• _AIM OF THE TASK_: Retype all of the listing exactly, passing over any picture you find.

(Stored dataset items)
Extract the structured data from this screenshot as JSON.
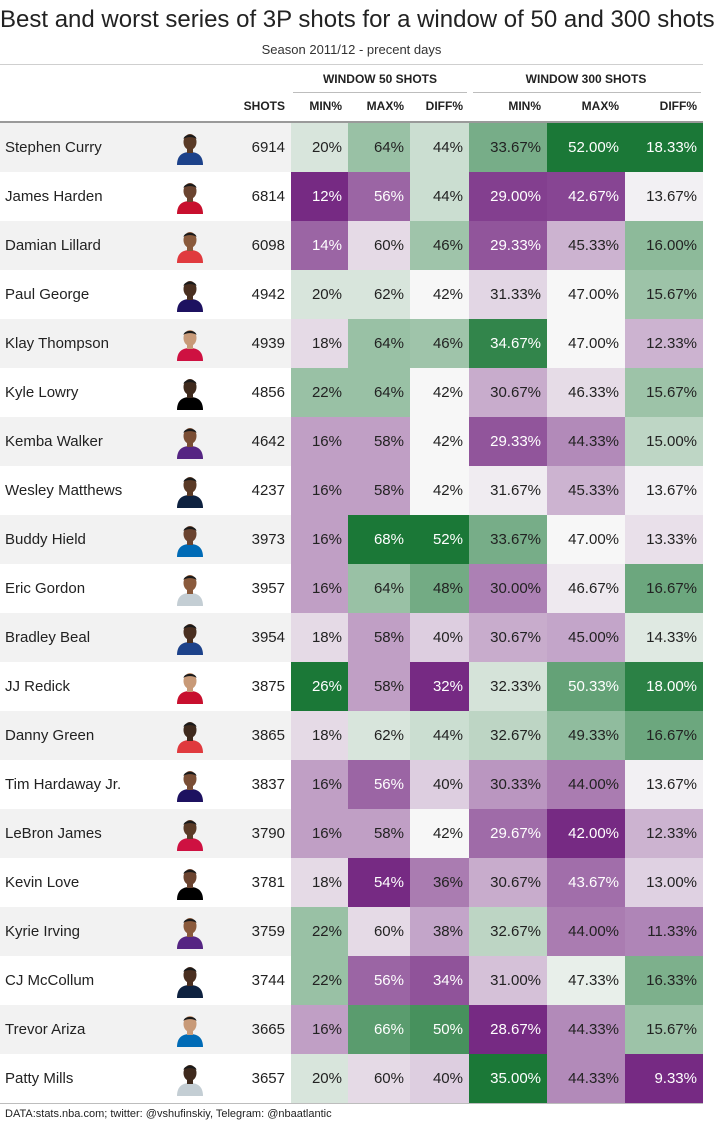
{
  "title": "Best and worst series of 3P shots for a window of 50 and 300 shots",
  "subtitle": "Season 2011/12 - precent days",
  "groups": {
    "w50": "WINDOW 50 SHOTS",
    "w300": "WINDOW 300 SHOTS"
  },
  "headers": {
    "shots": "SHOTS",
    "min50": "MIN%",
    "max50": "MAX%",
    "diff50": "DIFF%",
    "min300": "MIN%",
    "max300": "MAX%",
    "diff300": "DIFF%"
  },
  "footer": "DATA:stats.nba.com; twitter: @vshufinskiy, Telegram: @nbaatlantic",
  "colors": {
    "green_dark": "#1b7837",
    "white_mid": "#f7f7f7",
    "purple_dark": "#762a83",
    "row_stripe": "#f2f2f2"
  },
  "chart_data": {
    "type": "table",
    "columns": [
      "",
      "",
      "SHOTS",
      "MIN%",
      "MAX%",
      "DIFF%",
      "MIN%",
      "MAX%",
      "DIFF%"
    ],
    "column_groups": [
      "WINDOW 50 SHOTS",
      "WINDOW 300 SHOTS"
    ],
    "color_scale": "diverging purple-white-green per column",
    "rows": [
      {
        "name": "Stephen Curry",
        "shots": "6914",
        "min50": "20%",
        "max50": "64%",
        "diff50": "44%",
        "min300": "33.67%",
        "max300": "52.00%",
        "diff300": "18.33%"
      },
      {
        "name": "James Harden",
        "shots": "6814",
        "min50": "12%",
        "max50": "56%",
        "diff50": "44%",
        "min300": "29.00%",
        "max300": "42.67%",
        "diff300": "13.67%"
      },
      {
        "name": "Damian Lillard",
        "shots": "6098",
        "min50": "14%",
        "max50": "60%",
        "diff50": "46%",
        "min300": "29.33%",
        "max300": "45.33%",
        "diff300": "16.00%"
      },
      {
        "name": "Paul George",
        "shots": "4942",
        "min50": "20%",
        "max50": "62%",
        "diff50": "42%",
        "min300": "31.33%",
        "max300": "47.00%",
        "diff300": "15.67%"
      },
      {
        "name": "Klay Thompson",
        "shots": "4939",
        "min50": "18%",
        "max50": "64%",
        "diff50": "46%",
        "min300": "34.67%",
        "max300": "47.00%",
        "diff300": "12.33%"
      },
      {
        "name": "Kyle Lowry",
        "shots": "4856",
        "min50": "22%",
        "max50": "64%",
        "diff50": "42%",
        "min300": "30.67%",
        "max300": "46.33%",
        "diff300": "15.67%"
      },
      {
        "name": "Kemba Walker",
        "shots": "4642",
        "min50": "16%",
        "max50": "58%",
        "diff50": "42%",
        "min300": "29.33%",
        "max300": "44.33%",
        "diff300": "15.00%"
      },
      {
        "name": "Wesley Matthews",
        "shots": "4237",
        "min50": "16%",
        "max50": "58%",
        "diff50": "42%",
        "min300": "31.67%",
        "max300": "45.33%",
        "diff300": "13.67%"
      },
      {
        "name": "Buddy Hield",
        "shots": "3973",
        "min50": "16%",
        "max50": "68%",
        "diff50": "52%",
        "min300": "33.67%",
        "max300": "47.00%",
        "diff300": "13.33%"
      },
      {
        "name": "Eric Gordon",
        "shots": "3957",
        "min50": "16%",
        "max50": "64%",
        "diff50": "48%",
        "min300": "30.00%",
        "max300": "46.67%",
        "diff300": "16.67%"
      },
      {
        "name": "Bradley Beal",
        "shots": "3954",
        "min50": "18%",
        "max50": "58%",
        "diff50": "40%",
        "min300": "30.67%",
        "max300": "45.00%",
        "diff300": "14.33%"
      },
      {
        "name": "JJ Redick",
        "shots": "3875",
        "min50": "26%",
        "max50": "58%",
        "diff50": "32%",
        "min300": "32.33%",
        "max300": "50.33%",
        "diff300": "18.00%"
      },
      {
        "name": "Danny Green",
        "shots": "3865",
        "min50": "18%",
        "max50": "62%",
        "diff50": "44%",
        "min300": "32.67%",
        "max300": "49.33%",
        "diff300": "16.67%"
      },
      {
        "name": "Tim Hardaway Jr.",
        "shots": "3837",
        "min50": "16%",
        "max50": "56%",
        "diff50": "40%",
        "min300": "30.33%",
        "max300": "44.00%",
        "diff300": "13.67%"
      },
      {
        "name": "LeBron James",
        "shots": "3790",
        "min50": "16%",
        "max50": "58%",
        "diff50": "42%",
        "min300": "29.67%",
        "max300": "42.00%",
        "diff300": "12.33%"
      },
      {
        "name": "Kevin Love",
        "shots": "3781",
        "min50": "18%",
        "max50": "54%",
        "diff50": "36%",
        "min300": "30.67%",
        "max300": "43.67%",
        "diff300": "13.00%"
      },
      {
        "name": "Kyrie Irving",
        "shots": "3759",
        "min50": "22%",
        "max50": "60%",
        "diff50": "38%",
        "min300": "32.67%",
        "max300": "44.00%",
        "diff300": "11.33%"
      },
      {
        "name": "CJ McCollum",
        "shots": "3744",
        "min50": "22%",
        "max50": "56%",
        "diff50": "34%",
        "min300": "31.00%",
        "max300": "47.33%",
        "diff300": "16.33%"
      },
      {
        "name": "Trevor Ariza",
        "shots": "3665",
        "min50": "16%",
        "max50": "66%",
        "diff50": "50%",
        "min300": "28.67%",
        "max300": "44.33%",
        "diff300": "15.67%"
      },
      {
        "name": "Patty Mills",
        "shots": "3657",
        "min50": "20%",
        "max50": "60%",
        "diff50": "40%",
        "min300": "35.00%",
        "max300": "44.33%",
        "diff300": "9.33%"
      }
    ]
  }
}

• _ANSWER TO THE PROBLEM_:
Extract the structured data from this screenshot as JSON.
{
  "title": "Best and worst series of 3P shots for a window of 50 and 300 shots",
  "subtitle": "Season 2011/12 - precent days",
  "groups": {
    "w50": "WINDOW 50 SHOTS",
    "w300": "WINDOW 300 SHOTS"
  },
  "headers": {
    "shots": "SHOTS",
    "min50": "MIN%",
    "max50": "MAX%",
    "diff50": "DIFF%",
    "min300": "MIN%",
    "max300": "MAX%",
    "diff300": "DIFF%"
  },
  "footer": "DATA:stats.nba.com; twitter: @vshufinskiy, Telegram: @nbaatlantic",
  "colors": {
    "green_dark": "#1b7837",
    "white_mid": "#f7f7f7",
    "purple_dark": "#762a83",
    "row_stripe": "#f2f2f2"
  },
  "chart_data": {
    "type": "table",
    "columns": [
      "",
      "",
      "SHOTS",
      "MIN%",
      "MAX%",
      "DIFF%",
      "MIN%",
      "MAX%",
      "DIFF%"
    ],
    "column_groups": [
      "WINDOW 50 SHOTS",
      "WINDOW 300 SHOTS"
    ],
    "color_scale": "diverging purple-white-green per column",
    "rows": [
      {
        "name": "Stephen Curry",
        "shots": "6914",
        "min50": "20%",
        "max50": "64%",
        "diff50": "44%",
        "min300": "33.67%",
        "max300": "52.00%",
        "diff300": "18.33%"
      },
      {
        "name": "James Harden",
        "shots": "6814",
        "min50": "12%",
        "max50": "56%",
        "diff50": "44%",
        "min300": "29.00%",
        "max300": "42.67%",
        "diff300": "13.67%"
      },
      {
        "name": "Damian Lillard",
        "shots": "6098",
        "min50": "14%",
        "max50": "60%",
        "diff50": "46%",
        "min300": "29.33%",
        "max300": "45.33%",
        "diff300": "16.00%"
      },
      {
        "name": "Paul George",
        "shots": "4942",
        "min50": "20%",
        "max50": "62%",
        "diff50": "42%",
        "min300": "31.33%",
        "max300": "47.00%",
        "diff300": "15.67%"
      },
      {
        "name": "Klay Thompson",
        "shots": "4939",
        "min50": "18%",
        "max50": "64%",
        "diff50": "46%",
        "min300": "34.67%",
        "max300": "47.00%",
        "diff300": "12.33%"
      },
      {
        "name": "Kyle Lowry",
        "shots": "4856",
        "min50": "22%",
        "max50": "64%",
        "diff50": "42%",
        "min300": "30.67%",
        "max300": "46.33%",
        "diff300": "15.67%"
      },
      {
        "name": "Kemba Walker",
        "shots": "4642",
        "min50": "16%",
        "max50": "58%",
        "diff50": "42%",
        "min300": "29.33%",
        "max300": "44.33%",
        "diff300": "15.00%"
      },
      {
        "name": "Wesley Matthews",
        "shots": "4237",
        "min50": "16%",
        "max50": "58%",
        "diff50": "42%",
        "min300": "31.67%",
        "max300": "45.33%",
        "diff300": "13.67%"
      },
      {
        "name": "Buddy Hield",
        "shots": "3973",
        "min50": "16%",
        "max50": "68%",
        "diff50": "52%",
        "min300": "33.67%",
        "max300": "47.00%",
        "diff300": "13.33%"
      },
      {
        "name": "Eric Gordon",
        "shots": "3957",
        "min50": "16%",
        "max50": "64%",
        "diff50": "48%",
        "min300": "30.00%",
        "max300": "46.67%",
        "diff300": "16.67%"
      },
      {
        "name": "Bradley Beal",
        "shots": "3954",
        "min50": "18%",
        "max50": "58%",
        "diff50": "40%",
        "min300": "30.67%",
        "max300": "45.00%",
        "diff300": "14.33%"
      },
      {
        "name": "JJ Redick",
        "shots": "3875",
        "min50": "26%",
        "max50": "58%",
        "diff50": "32%",
        "min300": "32.33%",
        "max300": "50.33%",
        "diff300": "18.00%"
      },
      {
        "name": "Danny Green",
        "shots": "3865",
        "min50": "18%",
        "max50": "62%",
        "diff50": "44%",
        "min300": "32.67%",
        "max300": "49.33%",
        "diff300": "16.67%"
      },
      {
        "name": "Tim Hardaway Jr.",
        "shots": "3837",
        "min50": "16%",
        "max50": "56%",
        "diff50": "40%",
        "min300": "30.33%",
        "max300": "44.00%",
        "diff300": "13.67%"
      },
      {
        "name": "LeBron James",
        "shots": "3790",
        "min50": "16%",
        "max50": "58%",
        "diff50": "42%",
        "min300": "29.67%",
        "max300": "42.00%",
        "diff300": "12.33%"
      },
      {
        "name": "Kevin Love",
        "shots": "3781",
        "min50": "18%",
        "max50": "54%",
        "diff50": "36%",
        "min300": "30.67%",
        "max300": "43.67%",
        "diff300": "13.00%"
      },
      {
        "name": "Kyrie Irving",
        "shots": "3759",
        "min50": "22%",
        "max50": "60%",
        "diff50": "38%",
        "min300": "32.67%",
        "max300": "44.00%",
        "diff300": "11.33%"
      },
      {
        "name": "CJ McCollum",
        "shots": "3744",
        "min50": "22%",
        "max50": "56%",
        "diff50": "34%",
        "min300": "31.00%",
        "max300": "47.33%",
        "diff300": "16.33%"
      },
      {
        "name": "Trevor Ariza",
        "shots": "3665",
        "min50": "16%",
        "max50": "66%",
        "diff50": "50%",
        "min300": "28.67%",
        "max300": "44.33%",
        "diff300": "15.67%"
      },
      {
        "name": "Patty Mills",
        "shots": "3657",
        "min50": "20%",
        "max50": "60%",
        "diff50": "40%",
        "min300": "35.00%",
        "max300": "44.33%",
        "diff300": "9.33%"
      }
    ]
  }
}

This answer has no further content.